-- START DATA ROWS --

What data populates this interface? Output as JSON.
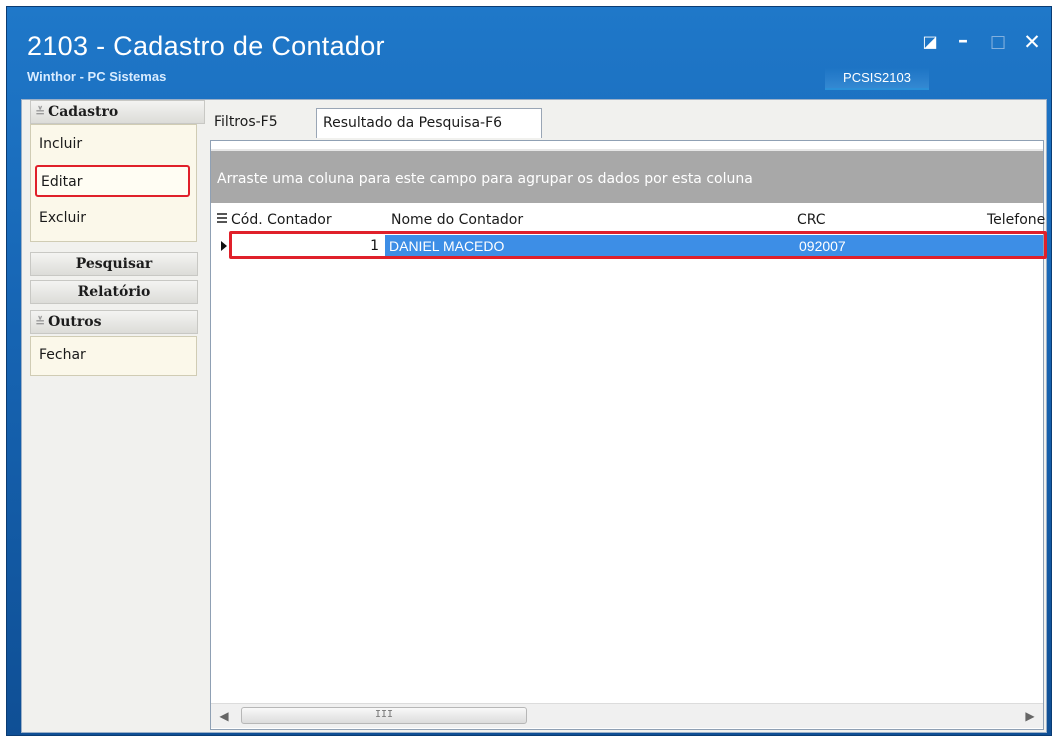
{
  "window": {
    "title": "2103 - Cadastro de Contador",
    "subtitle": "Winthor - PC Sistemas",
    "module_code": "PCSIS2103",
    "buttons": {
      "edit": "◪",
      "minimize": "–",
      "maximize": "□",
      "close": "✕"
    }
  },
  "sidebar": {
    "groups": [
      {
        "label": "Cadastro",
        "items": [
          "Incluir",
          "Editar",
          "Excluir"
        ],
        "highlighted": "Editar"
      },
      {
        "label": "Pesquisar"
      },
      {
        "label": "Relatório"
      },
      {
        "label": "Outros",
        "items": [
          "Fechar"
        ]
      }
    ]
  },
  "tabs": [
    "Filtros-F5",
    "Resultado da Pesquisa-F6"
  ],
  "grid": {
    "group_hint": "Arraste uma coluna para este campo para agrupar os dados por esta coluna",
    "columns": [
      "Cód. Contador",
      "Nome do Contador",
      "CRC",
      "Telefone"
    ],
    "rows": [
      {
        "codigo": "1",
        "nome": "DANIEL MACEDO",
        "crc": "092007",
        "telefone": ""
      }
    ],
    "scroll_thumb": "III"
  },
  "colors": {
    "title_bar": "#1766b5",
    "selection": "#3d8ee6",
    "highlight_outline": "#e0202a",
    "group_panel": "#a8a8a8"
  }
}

-- END DATA ROWS --
-- START DATA ROWS --

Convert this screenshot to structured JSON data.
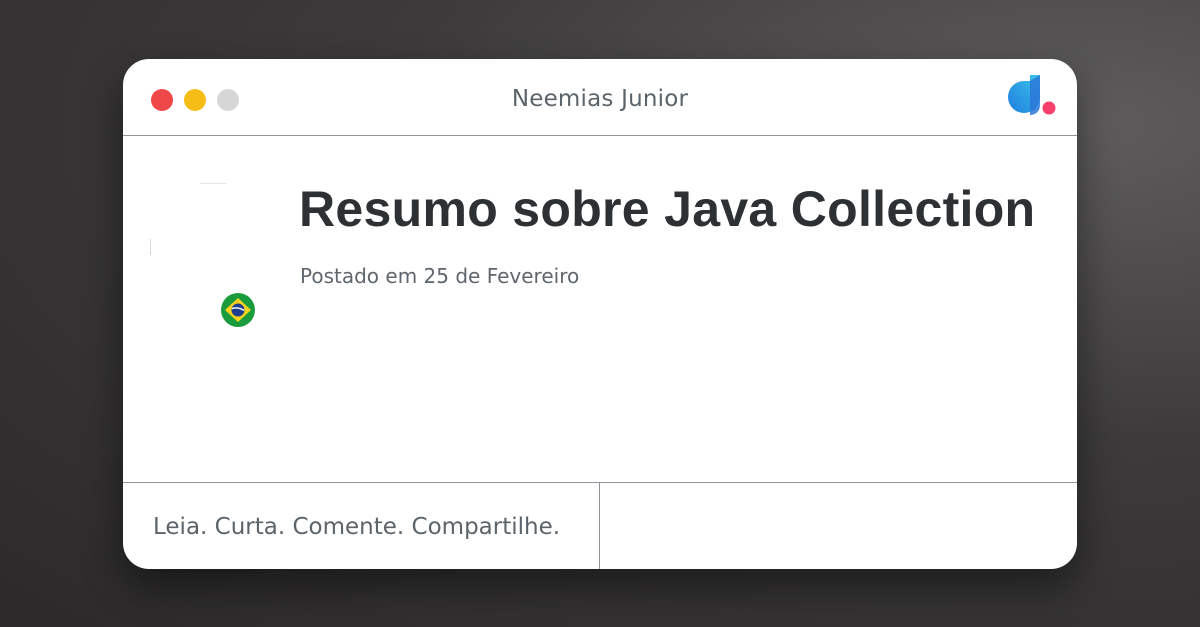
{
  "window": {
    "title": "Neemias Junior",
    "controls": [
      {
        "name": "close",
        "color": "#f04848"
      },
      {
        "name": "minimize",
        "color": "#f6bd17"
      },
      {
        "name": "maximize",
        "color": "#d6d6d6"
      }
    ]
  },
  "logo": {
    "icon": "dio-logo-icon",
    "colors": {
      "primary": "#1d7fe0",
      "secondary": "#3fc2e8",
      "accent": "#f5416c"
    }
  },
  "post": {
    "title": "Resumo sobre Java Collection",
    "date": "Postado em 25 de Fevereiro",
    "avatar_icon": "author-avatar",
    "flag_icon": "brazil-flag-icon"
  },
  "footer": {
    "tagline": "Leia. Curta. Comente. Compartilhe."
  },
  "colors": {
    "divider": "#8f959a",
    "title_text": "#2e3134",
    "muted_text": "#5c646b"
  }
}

-- END DATA ROWS --

- **WHAT TO DO**:
Copy each line of the entries that includes the word "this".

- **TASK RESPONSE**:
What data populates this interface? Output as JSON.
Convert this screenshot to structured JSON data.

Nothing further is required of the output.